__Data excerpts__:
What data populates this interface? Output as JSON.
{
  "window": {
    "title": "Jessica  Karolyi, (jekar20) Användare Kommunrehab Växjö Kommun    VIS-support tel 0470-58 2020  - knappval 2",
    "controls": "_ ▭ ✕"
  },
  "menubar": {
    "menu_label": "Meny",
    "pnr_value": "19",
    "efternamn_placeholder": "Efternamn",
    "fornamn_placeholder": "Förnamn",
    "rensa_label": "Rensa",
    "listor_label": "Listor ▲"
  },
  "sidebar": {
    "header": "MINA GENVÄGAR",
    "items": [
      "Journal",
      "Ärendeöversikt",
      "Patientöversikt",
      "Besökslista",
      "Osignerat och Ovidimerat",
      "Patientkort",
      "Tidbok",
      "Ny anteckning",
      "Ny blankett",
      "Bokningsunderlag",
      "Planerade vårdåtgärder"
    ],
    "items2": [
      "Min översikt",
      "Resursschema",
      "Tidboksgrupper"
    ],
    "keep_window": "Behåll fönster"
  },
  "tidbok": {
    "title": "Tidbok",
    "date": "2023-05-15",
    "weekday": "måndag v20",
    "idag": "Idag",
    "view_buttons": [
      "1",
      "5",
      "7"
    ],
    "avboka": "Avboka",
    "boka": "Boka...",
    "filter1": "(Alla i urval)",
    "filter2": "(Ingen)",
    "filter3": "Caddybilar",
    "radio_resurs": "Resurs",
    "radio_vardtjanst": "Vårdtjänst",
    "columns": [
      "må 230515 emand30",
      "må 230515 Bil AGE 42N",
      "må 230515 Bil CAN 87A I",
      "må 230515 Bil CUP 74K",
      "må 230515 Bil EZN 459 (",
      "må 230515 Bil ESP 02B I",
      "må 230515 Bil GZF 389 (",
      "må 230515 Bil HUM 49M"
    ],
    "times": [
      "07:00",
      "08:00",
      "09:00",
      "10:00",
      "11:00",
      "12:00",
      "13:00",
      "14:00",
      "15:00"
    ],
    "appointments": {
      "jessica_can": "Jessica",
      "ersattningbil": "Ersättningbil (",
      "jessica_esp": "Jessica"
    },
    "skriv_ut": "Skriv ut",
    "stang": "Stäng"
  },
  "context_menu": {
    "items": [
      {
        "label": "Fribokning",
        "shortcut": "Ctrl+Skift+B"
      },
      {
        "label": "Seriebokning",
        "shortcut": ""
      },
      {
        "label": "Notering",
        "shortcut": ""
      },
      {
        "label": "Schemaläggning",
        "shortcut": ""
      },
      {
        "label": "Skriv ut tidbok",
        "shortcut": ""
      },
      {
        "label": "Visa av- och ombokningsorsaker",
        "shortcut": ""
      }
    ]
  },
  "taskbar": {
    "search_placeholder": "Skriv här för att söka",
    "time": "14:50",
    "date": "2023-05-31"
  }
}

__Challenge__: Nothing may be left out: return each entry exactly as it reads.

__Worked answer__:
What data populates this interface? Output as JSON.
{
  "window": {
    "title": "Jessica  Karolyi, (jekar20) Användare Kommunrehab Växjö Kommun    VIS-support tel 0470-58 2020  - knappval 2",
    "controls": "_ ▭ ✕"
  },
  "menubar": {
    "menu_label": "Meny",
    "pnr_value": "19",
    "efternamn_placeholder": "Efternamn",
    "fornamn_placeholder": "Förnamn",
    "rensa_label": "Rensa",
    "listor_label": "Listor ▲"
  },
  "sidebar": {
    "header": "MINA GENVÄGAR",
    "items": [
      "Journal",
      "Ärendeöversikt",
      "Patientöversikt",
      "Besökslista",
      "Osignerat och Ovidimerat",
      "Patientkort",
      "Tidbok",
      "Ny anteckning",
      "Ny blankett",
      "Bokningsunderlag",
      "Planerade vårdåtgärder"
    ],
    "items2": [
      "Min översikt",
      "Resursschema",
      "Tidboksgrupper"
    ],
    "keep_window": "Behåll fönster"
  },
  "tidbok": {
    "title": "Tidbok",
    "date": "2023-05-15",
    "weekday": "måndag v20",
    "idag": "Idag",
    "view_buttons": [
      "1",
      "5",
      "7"
    ],
    "avboka": "Avboka",
    "boka": "Boka...",
    "filter1": "(Alla i urval)",
    "filter2": "(Ingen)",
    "filter3": "Caddybilar",
    "radio_resurs": "Resurs",
    "radio_vardtjanst": "Vårdtjänst",
    "columns": [
      "må 230515 emand30",
      "må 230515 Bil AGE 42N",
      "må 230515 Bil CAN 87A I",
      "må 230515 Bil CUP 74K",
      "må 230515 Bil EZN 459 (",
      "må 230515 Bil ESP 02B I",
      "må 230515 Bil GZF 389 (",
      "må 230515 Bil HUM 49M"
    ],
    "times": [
      "07:00",
      "08:00",
      "09:00",
      "10:00",
      "11:00",
      "12:00",
      "13:00",
      "14:00",
      "15:00"
    ],
    "appointments": {
      "jessica_can": "Jessica",
      "ersattningbil": "Ersättningbil (",
      "jessica_esp": "Jessica"
    },
    "skriv_ut": "Skriv ut",
    "stang": "Stäng"
  },
  "context_menu": {
    "items": [
      {
        "label": "Fribokning",
        "shortcut": "Ctrl+Skift+B"
      },
      {
        "label": "Seriebokning",
        "shortcut": ""
      },
      {
        "label": "Notering",
        "shortcut": ""
      },
      {
        "label": "Schemaläggning",
        "shortcut": ""
      },
      {
        "label": "Skriv ut tidbok",
        "shortcut": ""
      },
      {
        "label": "Visa av- och ombokningsorsaker",
        "shortcut": ""
      }
    ]
  },
  "taskbar": {
    "search_placeholder": "Skriv här för att söka",
    "time": "14:50",
    "date": "2023-05-31"
  }
}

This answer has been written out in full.